··· Data for this exercise

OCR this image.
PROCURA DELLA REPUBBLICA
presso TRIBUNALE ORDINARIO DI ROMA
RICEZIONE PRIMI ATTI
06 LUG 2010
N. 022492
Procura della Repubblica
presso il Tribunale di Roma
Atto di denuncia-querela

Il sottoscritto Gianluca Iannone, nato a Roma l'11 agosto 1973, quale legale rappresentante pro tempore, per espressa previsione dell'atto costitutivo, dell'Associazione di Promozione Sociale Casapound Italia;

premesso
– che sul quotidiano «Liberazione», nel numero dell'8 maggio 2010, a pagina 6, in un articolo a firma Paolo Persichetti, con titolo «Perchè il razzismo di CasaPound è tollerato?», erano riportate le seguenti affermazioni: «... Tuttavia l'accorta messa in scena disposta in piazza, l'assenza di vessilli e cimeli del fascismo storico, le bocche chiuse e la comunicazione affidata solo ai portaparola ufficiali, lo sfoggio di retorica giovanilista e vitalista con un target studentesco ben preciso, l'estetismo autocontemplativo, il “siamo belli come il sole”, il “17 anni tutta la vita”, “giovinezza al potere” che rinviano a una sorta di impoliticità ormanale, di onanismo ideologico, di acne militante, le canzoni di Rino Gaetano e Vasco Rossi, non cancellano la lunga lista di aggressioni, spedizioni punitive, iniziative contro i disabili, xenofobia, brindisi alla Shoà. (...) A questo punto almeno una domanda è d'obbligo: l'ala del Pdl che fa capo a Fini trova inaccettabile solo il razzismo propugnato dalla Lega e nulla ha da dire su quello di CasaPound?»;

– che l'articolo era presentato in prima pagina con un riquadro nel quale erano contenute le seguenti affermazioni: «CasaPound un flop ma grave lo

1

······

• Exercise prompt: Examine the entries and report how many of their lines contain the string "presso", giving no more than the number.

• Reply: 2